Compute the number of lines that include the string "INSTRUCTIONAL", then output that number and nothing else.

----

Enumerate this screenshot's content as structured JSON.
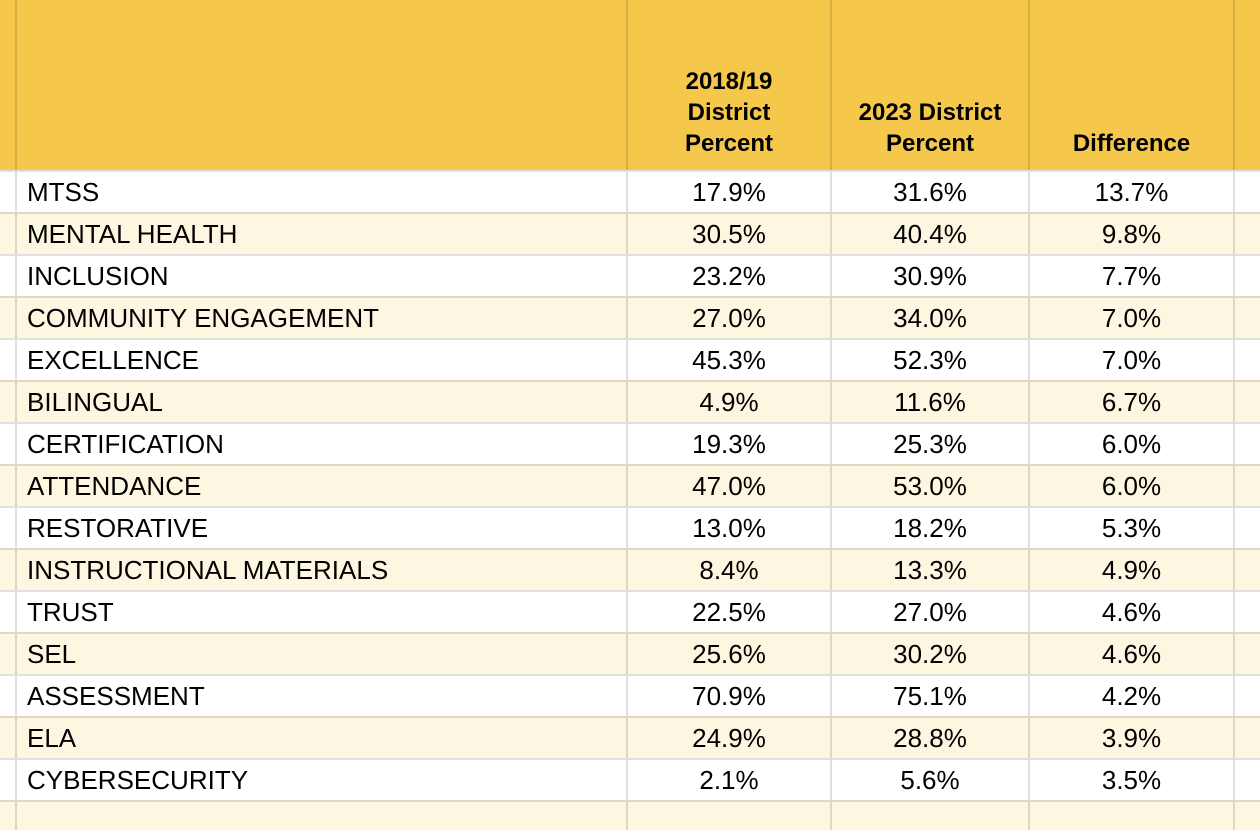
{
  "colors": {
    "header_bg": "#F5C84B",
    "header_gridline_on_gold": "#D8B042",
    "row_bg": "#FFFFFF",
    "row_alt_bg": "#FDF6E0",
    "gridline": "rgba(0,0,0,0.12)",
    "text": "#000000"
  },
  "table": {
    "header": {
      "topic": "",
      "p2018": "2018/19\nDistrict\nPercent",
      "p2023": "2023 District\nPercent",
      "diff": "Difference"
    },
    "rows": [
      {
        "label": "MTSS",
        "p2018": "17.9%",
        "p2023": "31.6%",
        "diff": "13.7%"
      },
      {
        "label": "MENTAL HEALTH",
        "p2018": "30.5%",
        "p2023": "40.4%",
        "diff": "9.8%"
      },
      {
        "label": "INCLUSION",
        "p2018": "23.2%",
        "p2023": "30.9%",
        "diff": "7.7%"
      },
      {
        "label": "COMMUNITY ENGAGEMENT",
        "p2018": "27.0%",
        "p2023": "34.0%",
        "diff": "7.0%"
      },
      {
        "label": "EXCELLENCE",
        "p2018": "45.3%",
        "p2023": "52.3%",
        "diff": "7.0%"
      },
      {
        "label": "BILINGUAL",
        "p2018": "4.9%",
        "p2023": "11.6%",
        "diff": "6.7%"
      },
      {
        "label": "CERTIFICATION",
        "p2018": "19.3%",
        "p2023": "25.3%",
        "diff": "6.0%"
      },
      {
        "label": "ATTENDANCE",
        "p2018": "47.0%",
        "p2023": "53.0%",
        "diff": "6.0%"
      },
      {
        "label": "RESTORATIVE",
        "p2018": "13.0%",
        "p2023": "18.2%",
        "diff": "5.3%"
      },
      {
        "label": "INSTRUCTIONAL MATERIALS",
        "p2018": "8.4%",
        "p2023": "13.3%",
        "diff": "4.9%"
      },
      {
        "label": "TRUST",
        "p2018": "22.5%",
        "p2023": "27.0%",
        "diff": "4.6%"
      },
      {
        "label": "SEL",
        "p2018": "25.6%",
        "p2023": "30.2%",
        "diff": "4.6%"
      },
      {
        "label": "ASSESSMENT",
        "p2018": "70.9%",
        "p2023": "75.1%",
        "diff": "4.2%"
      },
      {
        "label": "ELA",
        "p2018": "24.9%",
        "p2023": "28.8%",
        "diff": "3.9%"
      },
      {
        "label": "CYBERSECURITY",
        "p2018": "2.1%",
        "p2023": "5.6%",
        "diff": "3.5%"
      }
    ]
  },
  "chart_data": {
    "type": "table",
    "columns": [
      "",
      "2018/19 District Percent",
      "2023 District Percent",
      "Difference"
    ],
    "values_unit": "percent",
    "rows": [
      [
        "MTSS",
        17.9,
        31.6,
        13.7
      ],
      [
        "MENTAL HEALTH",
        30.5,
        40.4,
        9.8
      ],
      [
        "INCLUSION",
        23.2,
        30.9,
        7.7
      ],
      [
        "COMMUNITY ENGAGEMENT",
        27.0,
        34.0,
        7.0
      ],
      [
        "EXCELLENCE",
        45.3,
        52.3,
        7.0
      ],
      [
        "BILINGUAL",
        4.9,
        11.6,
        6.7
      ],
      [
        "CERTIFICATION",
        19.3,
        25.3,
        6.0
      ],
      [
        "ATTENDANCE",
        47.0,
        53.0,
        6.0
      ],
      [
        "RESTORATIVE",
        13.0,
        18.2,
        5.3
      ],
      [
        "INSTRUCTIONAL MATERIALS",
        8.4,
        13.3,
        4.9
      ],
      [
        "TRUST",
        22.5,
        27.0,
        4.6
      ],
      [
        "SEL",
        25.6,
        30.2,
        4.6
      ],
      [
        "ASSESSMENT",
        70.9,
        75.1,
        4.2
      ],
      [
        "ELA",
        24.9,
        28.8,
        3.9
      ],
      [
        "CYBERSECURITY",
        2.1,
        5.6,
        3.5
      ]
    ],
    "layout": {
      "header_fill": "#F5C84B",
      "banding": [
        "#FFFFFF",
        "#FDF6E0"
      ],
      "grid": true,
      "sorted_by": "Difference descending"
    }
  }
}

----

*Reply*:
2